Given problem
Write out the material again exactly, please, and omit the pictures.

─── Dataset excerpts ───

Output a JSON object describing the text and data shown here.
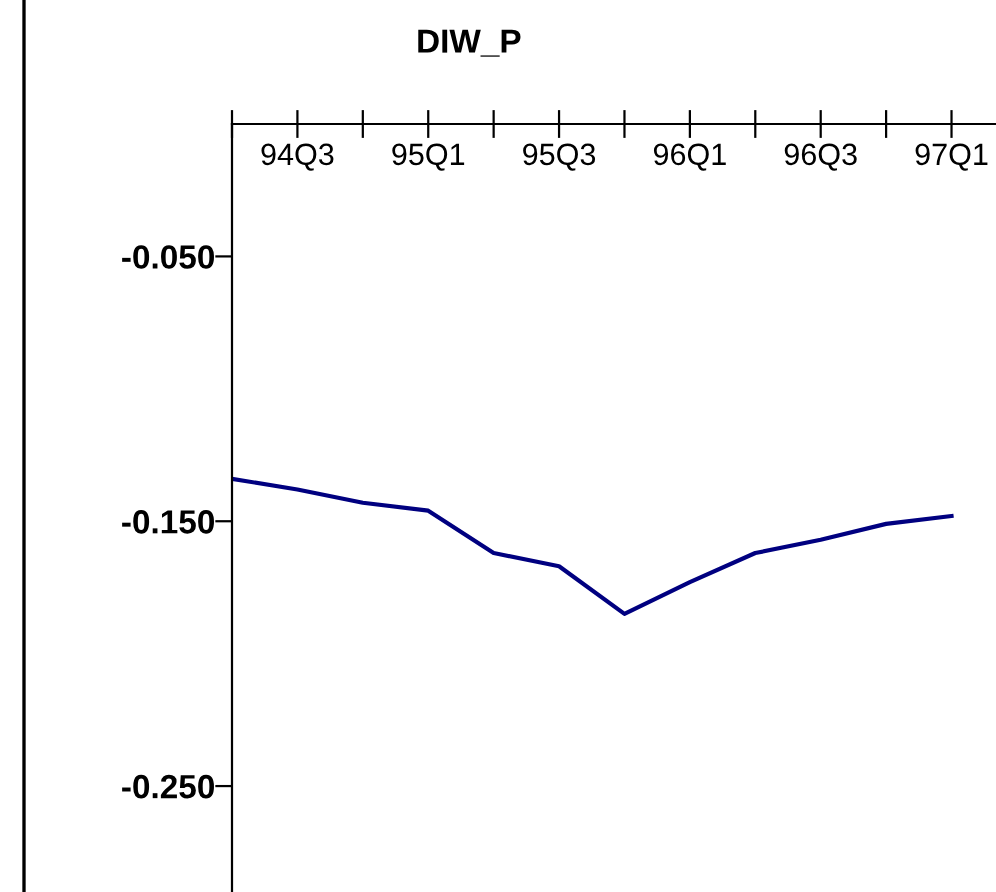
{
  "chart_data": {
    "type": "line",
    "title": "DIW_P",
    "categories": [
      null,
      "94Q3",
      null,
      "95Q1",
      null,
      "95Q3",
      null,
      "96Q1",
      null,
      "96Q3",
      null,
      "97Q1"
    ],
    "series": [
      {
        "color": "#000080",
        "values": [
          -0.134,
          -0.138,
          -0.143,
          -0.146,
          -0.162,
          -0.167,
          -0.185,
          -0.173,
          -0.162,
          -0.157,
          -0.151,
          -0.148
        ]
      }
    ],
    "ylim": [
      -0.29,
      0
    ],
    "yticks": [
      {
        "value": -0.05,
        "label": "-0.050"
      },
      {
        "value": -0.15,
        "label": "-0.150"
      },
      {
        "value": -0.25,
        "label": "-0.250"
      }
    ],
    "grid": false,
    "legend": false,
    "marker": "none",
    "line_style": "solid"
  }
}
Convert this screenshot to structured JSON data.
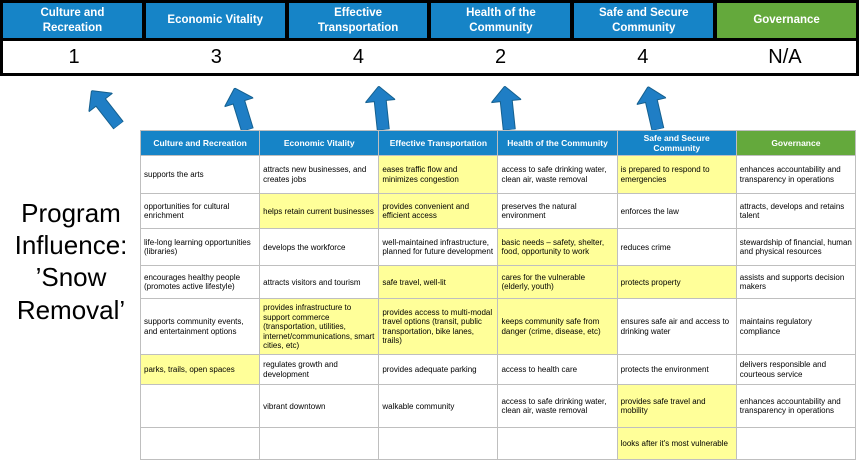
{
  "title": "Program Influence: ’Snow Removal’",
  "colors": {
    "blue": "#1684C7",
    "green": "#64A93C",
    "yellow": "#FFFF99",
    "arrow": "#1F7EC5",
    "arrow-stroke": "#15608F",
    "grid": "#BFBFBF",
    "banner-bg": "#000000"
  },
  "scoreboard": {
    "columns": [
      {
        "label": "Culture and Recreation",
        "score": "1",
        "color": "blue"
      },
      {
        "label": "Economic Vitality",
        "score": "3",
        "color": "blue"
      },
      {
        "label": "Effective Transportation",
        "score": "4",
        "color": "blue"
      },
      {
        "label": "Health of the Community",
        "score": "2",
        "color": "blue"
      },
      {
        "label": "Safe and Secure Community",
        "score": "4",
        "color": "blue"
      },
      {
        "label": "Governance",
        "score": "N/A",
        "color": "green"
      }
    ]
  },
  "arrows": {
    "count": 5
  },
  "matrix": {
    "headers": [
      {
        "label": "Culture and Recreation",
        "color": "blue"
      },
      {
        "label": "Economic Vitality",
        "color": "blue"
      },
      {
        "label": "Effective Transportation",
        "color": "blue"
      },
      {
        "label": "Health of the Community",
        "color": "blue"
      },
      {
        "label": "Safe and Secure Community",
        "color": "blue"
      },
      {
        "label": "Governance",
        "color": "green"
      }
    ],
    "rows": [
      [
        {
          "text": "supports the arts",
          "highlight": false
        },
        {
          "text": "attracts new businesses, and creates jobs",
          "highlight": false
        },
        {
          "text": "eases traffic flow and minimizes congestion",
          "highlight": true
        },
        {
          "text": "access to safe drinking water, clean air, waste removal",
          "highlight": false
        },
        {
          "text": "is prepared to respond to emergencies",
          "highlight": true
        },
        {
          "text": "enhances accountability and transparency in operations",
          "highlight": false
        }
      ],
      [
        {
          "text": "opportunities for cultural enrichment",
          "highlight": false
        },
        {
          "text": "helps retain current businesses",
          "highlight": true
        },
        {
          "text": "provides convenient and efficient access",
          "highlight": true
        },
        {
          "text": "preserves the natural environment",
          "highlight": false
        },
        {
          "text": "enforces the law",
          "highlight": false
        },
        {
          "text": "attracts, develops and retains talent",
          "highlight": false
        }
      ],
      [
        {
          "text": "life-long learning opportunities (libraries)",
          "highlight": false
        },
        {
          "text": "develops the workforce",
          "highlight": false
        },
        {
          "text": "well-maintained infrastructure, planned for future development",
          "highlight": false
        },
        {
          "text": "basic needs – safety, shelter, food, opportunity to work",
          "highlight": true
        },
        {
          "text": "reduces crime",
          "highlight": false
        },
        {
          "text": "stewardship of financial, human and physical resources",
          "highlight": false
        }
      ],
      [
        {
          "text": "encourages healthy people (promotes active lifestyle)",
          "highlight": false
        },
        {
          "text": "attracts visitors and tourism",
          "highlight": false
        },
        {
          "text": "safe travel, well-lit",
          "highlight": true
        },
        {
          "text": "cares for the vulnerable (elderly, youth)",
          "highlight": true
        },
        {
          "text": "protects property",
          "highlight": true
        },
        {
          "text": "assists and supports decision makers",
          "highlight": false
        }
      ],
      [
        {
          "text": "supports community events, and entertainment options",
          "highlight": false
        },
        {
          "text": "provides infrastructure to support commerce (transportation, utilities, internet/communications, smart cities, etc)",
          "highlight": true
        },
        {
          "text": "provides access to multi-modal travel options (transit, public transportation, bike lanes, trails)",
          "highlight": true
        },
        {
          "text": "keeps community safe from danger (crime, disease, etc)",
          "highlight": true
        },
        {
          "text": "ensures safe air and access to drinking water",
          "highlight": false
        },
        {
          "text": "maintains regulatory compliance",
          "highlight": false
        }
      ],
      [
        {
          "text": "parks, trails, open spaces",
          "highlight": true
        },
        {
          "text": "regulates growth and development",
          "highlight": false
        },
        {
          "text": "provides adequate parking",
          "highlight": false
        },
        {
          "text": "access to health care",
          "highlight": false
        },
        {
          "text": "protects the environment",
          "highlight": false
        },
        {
          "text": "delivers responsible and courteous service",
          "highlight": false
        }
      ],
      [
        {
          "text": "",
          "highlight": false
        },
        {
          "text": "vibrant downtown",
          "highlight": false
        },
        {
          "text": "walkable community",
          "highlight": false
        },
        {
          "text": "access to safe drinking water, clean air, waste removal",
          "highlight": false
        },
        {
          "text": "provides safe travel and mobility",
          "highlight": true
        },
        {
          "text": "enhances accountability and transparency in operations",
          "highlight": false
        }
      ],
      [
        {
          "text": "",
          "highlight": false
        },
        {
          "text": "",
          "highlight": false
        },
        {
          "text": "",
          "highlight": false
        },
        {
          "text": "",
          "highlight": false
        },
        {
          "text": "looks after it's most vulnerable",
          "highlight": true
        },
        {
          "text": "",
          "highlight": false
        }
      ]
    ]
  }
}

───

Exercise response
Output a JSON object describing the text and data shown here.
{
  "chart_data": {
    "type": "line",
    "title": "DIW_P",
    "categories": [
      null,
      "94Q3",
      null,
      "95Q1",
      null,
      "95Q3",
      null,
      "96Q1",
      null,
      "96Q3",
      null,
      "97Q1"
    ],
    "series": [
      {
        "color": "#000080",
        "values": [
          -0.134,
          -0.138,
          -0.143,
          -0.146,
          -0.162,
          -0.167,
          -0.185,
          -0.173,
          -0.162,
          -0.157,
          -0.151,
          -0.148
        ]
      }
    ],
    "ylim": [
      -0.29,
      0
    ],
    "yticks": [
      {
        "value": -0.05,
        "label": "-0.050"
      },
      {
        "value": -0.15,
        "label": "-0.150"
      },
      {
        "value": -0.25,
        "label": "-0.250"
      }
    ],
    "grid": false,
    "legend": false,
    "marker": "none",
    "line_style": "solid"
  }
}
Convert this screenshot to structured JSON data.
{
  "title": "Program Influence: ’Snow Removal’",
  "colors": {
    "blue": "#1684C7",
    "green": "#64A93C",
    "yellow": "#FFFF99",
    "arrow": "#1F7EC5",
    "arrow-stroke": "#15608F",
    "grid": "#BFBFBF",
    "banner-bg": "#000000"
  },
  "scoreboard": {
    "columns": [
      {
        "label": "Culture and Recreation",
        "score": "1",
        "color": "blue"
      },
      {
        "label": "Economic Vitality",
        "score": "3",
        "color": "blue"
      },
      {
        "label": "Effective Transportation",
        "score": "4",
        "color": "blue"
      },
      {
        "label": "Health of the Community",
        "score": "2",
        "color": "blue"
      },
      {
        "label": "Safe and Secure Community",
        "score": "4",
        "color": "blue"
      },
      {
        "label": "Governance",
        "score": "N/A",
        "color": "green"
      }
    ]
  },
  "arrows": {
    "count": 5
  },
  "matrix": {
    "headers": [
      {
        "label": "Culture and Recreation",
        "color": "blue"
      },
      {
        "label": "Economic Vitality",
        "color": "blue"
      },
      {
        "label": "Effective Transportation",
        "color": "blue"
      },
      {
        "label": "Health of the Community",
        "color": "blue"
      },
      {
        "label": "Safe and Secure Community",
        "color": "blue"
      },
      {
        "label": "Governance",
        "color": "green"
      }
    ],
    "rows": [
      [
        {
          "text": "supports the arts",
          "highlight": false
        },
        {
          "text": "attracts new businesses, and creates jobs",
          "highlight": false
        },
        {
          "text": "eases traffic flow and minimizes congestion",
          "highlight": true
        },
        {
          "text": "access to safe drinking water, clean air, waste removal",
          "highlight": false
        },
        {
          "text": "is prepared to respond to emergencies",
          "highlight": true
        },
        {
          "text": "enhances accountability and transparency in operations",
          "highlight": false
        }
      ],
      [
        {
          "text": "opportunities for cultural enrichment",
          "highlight": false
        },
        {
          "text": "helps retain current businesses",
          "highlight": true
        },
        {
          "text": "provides convenient and efficient access",
          "highlight": true
        },
        {
          "text": "preserves the natural environment",
          "highlight": false
        },
        {
          "text": "enforces the law",
          "highlight": false
        },
        {
          "text": "attracts, develops and retains talent",
          "highlight": false
        }
      ],
      [
        {
          "text": "life-long learning opportunities (libraries)",
          "highlight": false
        },
        {
          "text": "develops the workforce",
          "highlight": false
        },
        {
          "text": "well-maintained infrastructure, planned for future development",
          "highlight": false
        },
        {
          "text": "basic needs – safety, shelter, food, opportunity to work",
          "highlight": true
        },
        {
          "text": "reduces crime",
          "highlight": false
        },
        {
          "text": "stewardship of financial, human and physical resources",
          "highlight": false
        }
      ],
      [
        {
          "text": "encourages healthy people (promotes active lifestyle)",
          "highlight": false
        },
        {
          "text": "attracts visitors and tourism",
          "highlight": false
        },
        {
          "text": "safe travel, well-lit",
          "highlight": true
        },
        {
          "text": "cares for the vulnerable (elderly, youth)",
          "highlight": true
        },
        {
          "text": "protects property",
          "highlight": true
        },
        {
          "text": "assists and supports decision makers",
          "highlight": false
        }
      ],
      [
        {
          "text": "supports community events, and entertainment options",
          "highlight": false
        },
        {
          "text": "provides infrastructure to support commerce (transportation, utilities, internet/communications, smart cities, etc)",
          "highlight": true
        },
        {
          "text": "provides access to multi-modal travel options (transit, public transportation, bike lanes, trails)",
          "highlight": true
        },
        {
          "text": "keeps community safe from danger (crime, disease, etc)",
          "highlight": true
        },
        {
          "text": "ensures safe air and access to drinking water",
          "highlight": false
        },
        {
          "text": "maintains regulatory compliance",
          "highlight": false
        }
      ],
      [
        {
          "text": "parks, trails, open spaces",
          "highlight": true
        },
        {
          "text": "regulates growth and development",
          "highlight": false
        },
        {
          "text": "provides adequate parking",
          "highlight": false
        },
        {
          "text": "access to health care",
          "highlight": false
        },
        {
          "text": "protects the environment",
          "highlight": false
        },
        {
          "text": "delivers responsible and courteous service",
          "highlight": false
        }
      ],
      [
        {
          "text": "",
          "highlight": false
        },
        {
          "text": "vibrant downtown",
          "highlight": false
        },
        {
          "text": "walkable community",
          "highlight": false
        },
        {
          "text": "access to safe drinking water, clean air, waste removal",
          "highlight": false
        },
        {
          "text": "provides safe travel and mobility",
          "highlight": true
        },
        {
          "text": "enhances accountability and transparency in operations",
          "highlight": false
        }
      ],
      [
        {
          "text": "",
          "highlight": false
        },
        {
          "text": "",
          "highlight": false
        },
        {
          "text": "",
          "highlight": false
        },
        {
          "text": "",
          "highlight": false
        },
        {
          "text": "looks after it's most vulnerable",
          "highlight": true
        },
        {
          "text": "",
          "highlight": false
        }
      ]
    ]
  }
}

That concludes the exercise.